Challenge
Report how many lines contain the word "name", with no other text.
● ● ● ● ●
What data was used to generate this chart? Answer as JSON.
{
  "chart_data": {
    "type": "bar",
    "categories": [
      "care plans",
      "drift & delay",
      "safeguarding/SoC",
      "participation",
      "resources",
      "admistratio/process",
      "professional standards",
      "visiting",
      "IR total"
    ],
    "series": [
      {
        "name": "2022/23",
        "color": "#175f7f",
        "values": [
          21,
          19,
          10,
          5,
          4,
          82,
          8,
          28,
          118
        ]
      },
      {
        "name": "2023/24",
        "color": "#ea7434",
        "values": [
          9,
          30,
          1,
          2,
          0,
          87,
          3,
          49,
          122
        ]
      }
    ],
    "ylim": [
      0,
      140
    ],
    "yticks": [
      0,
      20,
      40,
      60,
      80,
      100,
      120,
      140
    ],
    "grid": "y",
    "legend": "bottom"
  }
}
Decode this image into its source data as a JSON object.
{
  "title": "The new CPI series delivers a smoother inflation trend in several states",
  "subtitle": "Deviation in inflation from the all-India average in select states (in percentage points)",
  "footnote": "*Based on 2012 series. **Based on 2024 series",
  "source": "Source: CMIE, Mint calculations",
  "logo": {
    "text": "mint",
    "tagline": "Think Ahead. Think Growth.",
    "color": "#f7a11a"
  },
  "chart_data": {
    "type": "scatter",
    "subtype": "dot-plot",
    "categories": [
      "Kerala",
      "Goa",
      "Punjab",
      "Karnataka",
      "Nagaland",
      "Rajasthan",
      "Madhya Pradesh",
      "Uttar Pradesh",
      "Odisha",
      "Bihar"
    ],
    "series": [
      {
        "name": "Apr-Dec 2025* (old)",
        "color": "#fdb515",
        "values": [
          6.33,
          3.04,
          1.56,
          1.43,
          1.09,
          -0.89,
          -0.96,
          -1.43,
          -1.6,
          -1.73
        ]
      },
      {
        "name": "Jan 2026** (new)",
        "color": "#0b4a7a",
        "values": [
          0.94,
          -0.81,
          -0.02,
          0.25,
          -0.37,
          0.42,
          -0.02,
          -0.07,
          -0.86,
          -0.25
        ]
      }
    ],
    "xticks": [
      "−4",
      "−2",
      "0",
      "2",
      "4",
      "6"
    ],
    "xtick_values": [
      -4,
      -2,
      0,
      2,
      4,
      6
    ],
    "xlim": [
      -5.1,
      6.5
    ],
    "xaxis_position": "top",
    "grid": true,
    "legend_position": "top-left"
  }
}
● ● ● ● ●
Output
4